== DOCUMENTO ==
El hallazgo de la ciencia como un método efectivo de investigación de la naturaleza, ha resultado en una propaganda elocuente que oculta su verdadero carácter específico. La propia actividad científica, aun cuando se muestra como un campo aparentemente en vías de exploración y con resultados concretos, mantiene sobre sí algunas miradas de incertidumbre. La particularidad antes señalada, transita por los senderos de aquellas concepciones que ofrecen argumentos acerca de la institucionalización de lo científico y lo técnico. Esta institucionalización, implica la manera en que, de forma simbólica, lingüística y práctica, la ciencia atiende a “su capacidad de orientar la acción, y la tradición cultural en su conjunto, como una cara de la creciente racionalidad de la acción social”[1], o sea, su manifestación como ideología.
La implementación de la ciencia y la técnica depende de una serie de estrategias mediante las cuales, se establecen modelos tanto conductuales como racionales. Esta situación viene dada por el proceso de construcción de nuevas estructuras que expresan el desplazamiento de viejos cánones y la instauración de figuras más acordes a intereses y necesidades sistémicas.
La presentación de estas dos esferas sociales como un recurso político furtivo, da al traste con la magnitud de la metamorfosis tecnológica y el marcado ritmo del proceso productivo, lo cual posibilita disimular la presencia de relaciones de subordinación. Esta reflexión es manejada por Habermas en el establecimiento de su teoría crítica respecto al estudio que hace Marcuse en su lectura de la obra weberiana. En su intento de explicar los nuevos caracteres del capitalismo, Max Weber introduce el concepto de racionalidad como un objeto estándar que se expande a todas las aristas sociales. La consideración de Marcuse estriba en que este objeto penetra tanto en el ámbito de lo social, que termina dictando relaciones de organización y de toma de decisiones. El punto de vista que encierra esta idea deja abierta la puerta a una nueva variante de las formas clásicas de dominación. Esta convicción explica el movimiento en que las fuerzas productivas han evolucionado sus propias leyes objetivas, al punto que el desarrollo de la actividad científica y técnica se encuentra en la base de la estructura que sostiene las relaciones de producción.

== INFORMACIÓN PROPORCIONADA ==
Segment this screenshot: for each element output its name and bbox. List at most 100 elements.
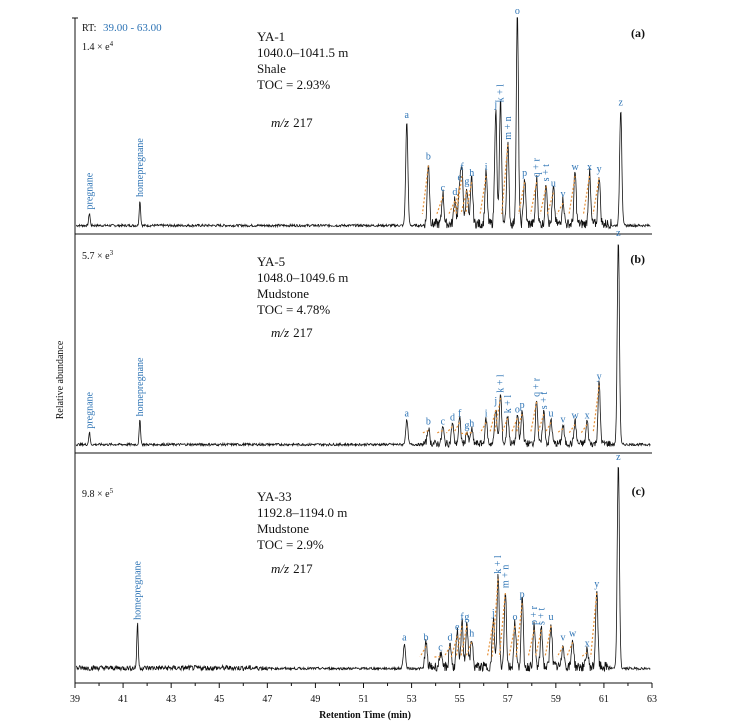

== CONSIGNA A ==
Responde según el texto sobre la ciencia como ideología:
(i) ¿Qué concepto introduce Max Weber al intentar explicar los nuevos caracteres del capitalismo?
(ii) ¿De qué depende la implementación de la ciencia y la técnica?
(iii) ¿A qué estudio de Marcuse se refiere Habermas al establecer su teoría crítica?
== CONSIGNA B ==
Transcribe sin cambios todo lo que va en el texto sobre la ciencia como ideología desde "El hallazgo de" hasta "manifestación como ideología.".
== CONSIGNA C ==
¿Podrías continuar el texto sobre la ciencia como ideología a partir de donde termina?

== RESPUESTA ESCRITA A ==
(i) El concepto de racionalidad, como un objeto estándar que se expande a todas las aristas sociales.
(ii) De una serie de estrategias mediante las cuales se establecen modelos tanto conductuales como racionales.
(iii) Al estudio que hace Marcuse en su lectura de la obra weberiana.

== RESPUESTA ESCRITA B ==
El hallazgo de la ciencia como un método efectivo de investigación de la naturaleza, ha resultado en una propaganda elocuente que oculta su verdadero carácter específico. La propia actividad científica, aun cuando se muestra como un campo aparentemente en vías de exploración y con resultados concretos, mantiene sobre sí algunas miradas de incertidumbre. La particularidad antes señalada, transita por los senderos de aquellas concepciones que ofrecen argumentos acerca de la institucionalización de lo científico y lo técnico. Esta institucionalización, implica la manera en que, de forma simbólica, lingüística y práctica, la ciencia atiende a “su capacidad de orientar la acción, y la tradición cultural en su conjunto, como una cara de la creciente racionalidad de la acción social”[1], o sea, su manifestación como ideología.

== RESPUESTA ESCRITA C ==
Llegado a este punto, el empleo de accesorios y artefactos tecnológicos revela otro de los procesos desde el que se manifiestan las implicaciones de lo político asentado desde lo cultural. Con la proposición de un supuesto perfeccionamiento de la vida humana, el uso de lo tecnológico actúa como una cortina de humo a la dependencia y a la limitada autonomía que genera. Es así como, con vista a elevar los niveles de bienestar y productividad, la colectividad termina por aceptar como legítimo este modelo invisible de dominio, convirtiendo este fenómeno en uno de los condicionantes de las sociedades postmodernas.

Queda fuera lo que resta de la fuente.